Part of a data file:

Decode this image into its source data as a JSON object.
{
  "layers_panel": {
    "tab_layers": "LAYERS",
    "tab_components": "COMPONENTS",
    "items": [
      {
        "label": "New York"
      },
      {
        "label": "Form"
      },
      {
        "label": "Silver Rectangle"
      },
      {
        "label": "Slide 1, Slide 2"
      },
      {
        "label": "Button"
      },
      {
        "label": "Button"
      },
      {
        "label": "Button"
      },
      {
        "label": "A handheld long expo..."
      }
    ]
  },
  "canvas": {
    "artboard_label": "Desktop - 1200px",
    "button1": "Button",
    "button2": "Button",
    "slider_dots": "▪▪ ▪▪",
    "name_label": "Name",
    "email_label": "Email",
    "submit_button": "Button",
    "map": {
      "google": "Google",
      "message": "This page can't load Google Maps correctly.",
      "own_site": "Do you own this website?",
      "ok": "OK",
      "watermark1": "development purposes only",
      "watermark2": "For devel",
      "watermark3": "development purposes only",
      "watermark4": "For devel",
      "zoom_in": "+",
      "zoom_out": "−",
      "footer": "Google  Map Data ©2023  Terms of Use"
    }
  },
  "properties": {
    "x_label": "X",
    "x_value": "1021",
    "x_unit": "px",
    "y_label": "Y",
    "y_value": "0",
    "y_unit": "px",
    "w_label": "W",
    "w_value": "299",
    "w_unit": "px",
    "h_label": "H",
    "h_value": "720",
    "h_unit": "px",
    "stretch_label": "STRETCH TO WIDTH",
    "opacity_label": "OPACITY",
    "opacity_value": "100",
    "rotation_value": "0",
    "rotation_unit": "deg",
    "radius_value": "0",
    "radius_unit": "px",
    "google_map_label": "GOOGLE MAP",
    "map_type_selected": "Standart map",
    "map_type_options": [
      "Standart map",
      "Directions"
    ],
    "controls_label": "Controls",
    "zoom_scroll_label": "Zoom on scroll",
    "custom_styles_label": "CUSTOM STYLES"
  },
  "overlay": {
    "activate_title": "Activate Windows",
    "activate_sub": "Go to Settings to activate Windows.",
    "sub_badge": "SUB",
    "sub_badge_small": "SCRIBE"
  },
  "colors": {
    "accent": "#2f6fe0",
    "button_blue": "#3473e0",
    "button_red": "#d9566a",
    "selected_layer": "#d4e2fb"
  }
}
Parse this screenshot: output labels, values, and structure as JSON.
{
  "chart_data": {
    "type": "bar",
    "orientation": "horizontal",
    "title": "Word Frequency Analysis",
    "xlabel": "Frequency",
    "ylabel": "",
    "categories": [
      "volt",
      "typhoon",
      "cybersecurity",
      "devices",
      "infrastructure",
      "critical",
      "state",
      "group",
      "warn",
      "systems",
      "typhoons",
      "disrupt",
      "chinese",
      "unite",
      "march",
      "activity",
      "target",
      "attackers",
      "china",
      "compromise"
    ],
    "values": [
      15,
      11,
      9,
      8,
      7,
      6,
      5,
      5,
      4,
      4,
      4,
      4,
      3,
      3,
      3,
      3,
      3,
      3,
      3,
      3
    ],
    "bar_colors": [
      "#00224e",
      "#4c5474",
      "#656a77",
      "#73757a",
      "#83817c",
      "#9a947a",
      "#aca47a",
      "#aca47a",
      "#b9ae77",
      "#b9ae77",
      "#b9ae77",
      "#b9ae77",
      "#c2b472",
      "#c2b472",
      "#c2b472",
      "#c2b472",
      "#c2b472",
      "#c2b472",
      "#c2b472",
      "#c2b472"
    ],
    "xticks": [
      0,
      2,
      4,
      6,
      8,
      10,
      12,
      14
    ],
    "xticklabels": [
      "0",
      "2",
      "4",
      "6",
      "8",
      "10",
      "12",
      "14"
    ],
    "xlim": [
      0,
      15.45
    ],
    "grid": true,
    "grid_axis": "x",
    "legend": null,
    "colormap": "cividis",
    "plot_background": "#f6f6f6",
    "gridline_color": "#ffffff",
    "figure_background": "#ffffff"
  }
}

### What you are asked to do
Copy out each line of the data where the string "Windows" appears.

### In response
    "activate_title": "Activate Windows",
    "activate_sub": "Go to Settings to activate Windows.",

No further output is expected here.